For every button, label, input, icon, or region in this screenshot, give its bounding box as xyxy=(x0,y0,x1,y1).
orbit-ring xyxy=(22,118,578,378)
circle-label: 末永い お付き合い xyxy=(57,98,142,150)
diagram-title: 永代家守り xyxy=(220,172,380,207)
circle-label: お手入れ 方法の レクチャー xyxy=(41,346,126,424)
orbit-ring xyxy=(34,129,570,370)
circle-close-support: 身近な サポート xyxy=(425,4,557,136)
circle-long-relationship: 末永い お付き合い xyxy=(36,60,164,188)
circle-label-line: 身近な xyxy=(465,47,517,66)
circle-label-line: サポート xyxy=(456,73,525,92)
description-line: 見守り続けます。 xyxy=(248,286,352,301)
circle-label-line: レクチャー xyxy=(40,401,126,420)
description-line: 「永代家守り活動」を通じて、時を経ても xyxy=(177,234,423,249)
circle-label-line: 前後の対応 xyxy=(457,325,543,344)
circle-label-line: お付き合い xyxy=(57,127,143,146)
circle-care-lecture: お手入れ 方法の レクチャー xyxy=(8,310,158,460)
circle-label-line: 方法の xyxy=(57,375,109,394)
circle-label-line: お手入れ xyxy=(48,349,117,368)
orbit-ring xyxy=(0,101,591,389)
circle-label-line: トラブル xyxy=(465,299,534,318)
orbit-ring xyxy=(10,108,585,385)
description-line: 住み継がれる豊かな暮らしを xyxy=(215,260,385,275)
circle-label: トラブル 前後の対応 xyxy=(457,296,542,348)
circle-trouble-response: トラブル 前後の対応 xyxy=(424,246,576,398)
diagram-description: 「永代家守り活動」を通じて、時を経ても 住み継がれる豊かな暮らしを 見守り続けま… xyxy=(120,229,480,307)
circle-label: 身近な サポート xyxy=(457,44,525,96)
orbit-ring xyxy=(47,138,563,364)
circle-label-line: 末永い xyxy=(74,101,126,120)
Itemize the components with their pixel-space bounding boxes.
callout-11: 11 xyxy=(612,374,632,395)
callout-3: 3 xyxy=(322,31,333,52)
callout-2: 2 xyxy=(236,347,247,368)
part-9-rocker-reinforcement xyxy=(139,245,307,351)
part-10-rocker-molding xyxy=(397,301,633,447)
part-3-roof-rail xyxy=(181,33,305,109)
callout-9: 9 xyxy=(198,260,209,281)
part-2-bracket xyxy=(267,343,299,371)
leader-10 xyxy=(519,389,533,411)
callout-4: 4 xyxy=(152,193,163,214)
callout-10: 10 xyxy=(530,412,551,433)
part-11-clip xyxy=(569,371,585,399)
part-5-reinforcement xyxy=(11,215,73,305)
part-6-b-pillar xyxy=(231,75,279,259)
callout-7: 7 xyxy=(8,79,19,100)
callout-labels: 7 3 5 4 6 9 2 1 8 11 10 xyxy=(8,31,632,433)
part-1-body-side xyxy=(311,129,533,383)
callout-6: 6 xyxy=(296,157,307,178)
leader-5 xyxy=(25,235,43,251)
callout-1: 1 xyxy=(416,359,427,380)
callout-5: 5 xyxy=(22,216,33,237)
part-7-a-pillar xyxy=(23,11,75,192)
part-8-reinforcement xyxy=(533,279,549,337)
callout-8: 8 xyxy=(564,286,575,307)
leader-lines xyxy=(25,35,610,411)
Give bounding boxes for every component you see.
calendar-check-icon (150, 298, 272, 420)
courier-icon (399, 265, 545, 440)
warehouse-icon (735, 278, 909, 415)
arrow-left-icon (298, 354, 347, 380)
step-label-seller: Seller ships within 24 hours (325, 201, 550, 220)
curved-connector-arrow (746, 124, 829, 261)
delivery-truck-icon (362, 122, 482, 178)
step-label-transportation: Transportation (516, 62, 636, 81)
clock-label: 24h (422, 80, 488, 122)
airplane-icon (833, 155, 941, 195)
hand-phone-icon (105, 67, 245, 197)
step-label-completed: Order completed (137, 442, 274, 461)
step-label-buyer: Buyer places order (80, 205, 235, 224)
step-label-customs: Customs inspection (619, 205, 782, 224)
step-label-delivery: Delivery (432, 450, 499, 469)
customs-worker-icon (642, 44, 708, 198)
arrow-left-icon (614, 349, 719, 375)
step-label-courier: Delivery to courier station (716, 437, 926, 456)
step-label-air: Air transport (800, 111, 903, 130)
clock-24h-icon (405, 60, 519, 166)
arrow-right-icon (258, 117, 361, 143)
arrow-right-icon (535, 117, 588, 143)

____

▶ **What is being asked**: Please rewrite the records above with every "orbit-ring" renamed to "ellipse-ring" and nothing else changed.

▶ **Task answer**:
For every button, label, input, icon, or region in this screenshot, give its bounding box as xyxy=(x0,y0,x1,y1).
ellipse-ring xyxy=(22,118,578,378)
circle-label: 末永い お付き合い xyxy=(57,98,142,150)
diagram-title: 永代家守り xyxy=(220,172,380,207)
circle-label: お手入れ 方法の レクチャー xyxy=(41,346,126,424)
ellipse-ring xyxy=(34,129,570,370)
circle-close-support: 身近な サポート xyxy=(425,4,557,136)
circle-long-relationship: 末永い お付き合い xyxy=(36,60,164,188)
circle-label-line: 身近な xyxy=(465,47,517,66)
circle-label-line: サポート xyxy=(456,73,525,92)
description-line: 見守り続けます。 xyxy=(248,286,352,301)
circle-label-line: レクチャー xyxy=(40,401,126,420)
description-line: 「永代家守り活動」を通じて、時を経ても xyxy=(177,234,423,249)
circle-label-line: 前後の対応 xyxy=(457,325,543,344)
circle-label-line: お付き合い xyxy=(57,127,143,146)
circle-care-lecture: お手入れ 方法の レクチャー xyxy=(8,310,158,460)
circle-label-line: 方法の xyxy=(57,375,109,394)
circle-label-line: お手入れ xyxy=(48,349,117,368)
ellipse-ring xyxy=(0,101,591,389)
circle-label-line: トラブル xyxy=(465,299,534,318)
ellipse-ring xyxy=(10,108,585,385)
description-line: 住み継がれる豊かな暮らしを xyxy=(215,260,385,275)
circle-label: トラブル 前後の対応 xyxy=(457,296,542,348)
circle-trouble-response: トラブル 前後の対応 xyxy=(424,246,576,398)
diagram-description: 「永代家守り活動」を通じて、時を経ても 住み継がれる豊かな暮らしを 見守り続けま… xyxy=(120,229,480,307)
circle-label: 身近な サポート xyxy=(457,44,525,96)
ellipse-ring xyxy=(47,138,563,364)
circle-label-line: 末永い xyxy=(74,101,126,120)
Itemize the components with their pixel-space bounding boxes.
callout-11: 11 xyxy=(612,374,632,395)
callout-3: 3 xyxy=(322,31,333,52)
callout-2: 2 xyxy=(236,347,247,368)
part-9-rocker-reinforcement xyxy=(139,245,307,351)
part-10-rocker-molding xyxy=(397,301,633,447)
part-3-roof-rail xyxy=(181,33,305,109)
callout-9: 9 xyxy=(198,260,209,281)
part-2-bracket xyxy=(267,343,299,371)
leader-10 xyxy=(519,389,533,411)
callout-4: 4 xyxy=(152,193,163,214)
callout-10: 10 xyxy=(530,412,551,433)
part-11-clip xyxy=(569,371,585,399)
part-5-reinforcement xyxy=(11,215,73,305)
part-6-b-pillar xyxy=(231,75,279,259)
callout-7: 7 xyxy=(8,79,19,100)
callout-labels: 7 3 5 4 6 9 2 1 8 11 10 xyxy=(8,31,632,433)
part-1-body-side xyxy=(311,129,533,383)
callout-6: 6 xyxy=(296,157,307,178)
leader-5 xyxy=(25,235,43,251)
callout-1: 1 xyxy=(416,359,427,380)
callout-5: 5 xyxy=(22,216,33,237)
part-7-a-pillar xyxy=(23,11,75,192)
part-8-reinforcement xyxy=(533,279,549,337)
callout-8: 8 xyxy=(564,286,575,307)
leader-lines xyxy=(25,35,610,411)
Give bounding boxes for every component you see.
calendar-check-icon (150, 298, 272, 420)
courier-icon (399, 265, 545, 440)
warehouse-icon (735, 278, 909, 415)
arrow-left-icon (298, 354, 347, 380)
step-label-seller: Seller ships within 24 hours (325, 201, 550, 220)
curved-connector-arrow (746, 124, 829, 261)
delivery-truck-icon (362, 122, 482, 178)
step-label-transportation: Transportation (516, 62, 636, 81)
clock-label: 24h (422, 80, 488, 122)
airplane-icon (833, 155, 941, 195)
hand-phone-icon (105, 67, 245, 197)
step-label-completed: Order completed (137, 442, 274, 461)
step-label-buyer: Buyer places order (80, 205, 235, 224)
step-label-customs: Customs inspection (619, 205, 782, 224)
step-label-delivery: Delivery (432, 450, 499, 469)
customs-worker-icon (642, 44, 708, 198)
arrow-left-icon (614, 349, 719, 375)
step-label-courier: Delivery to courier station (716, 437, 926, 456)
step-label-air: Air transport (800, 111, 903, 130)
clock-24h-icon (405, 60, 519, 166)
arrow-right-icon (258, 117, 361, 143)
arrow-right-icon (535, 117, 588, 143)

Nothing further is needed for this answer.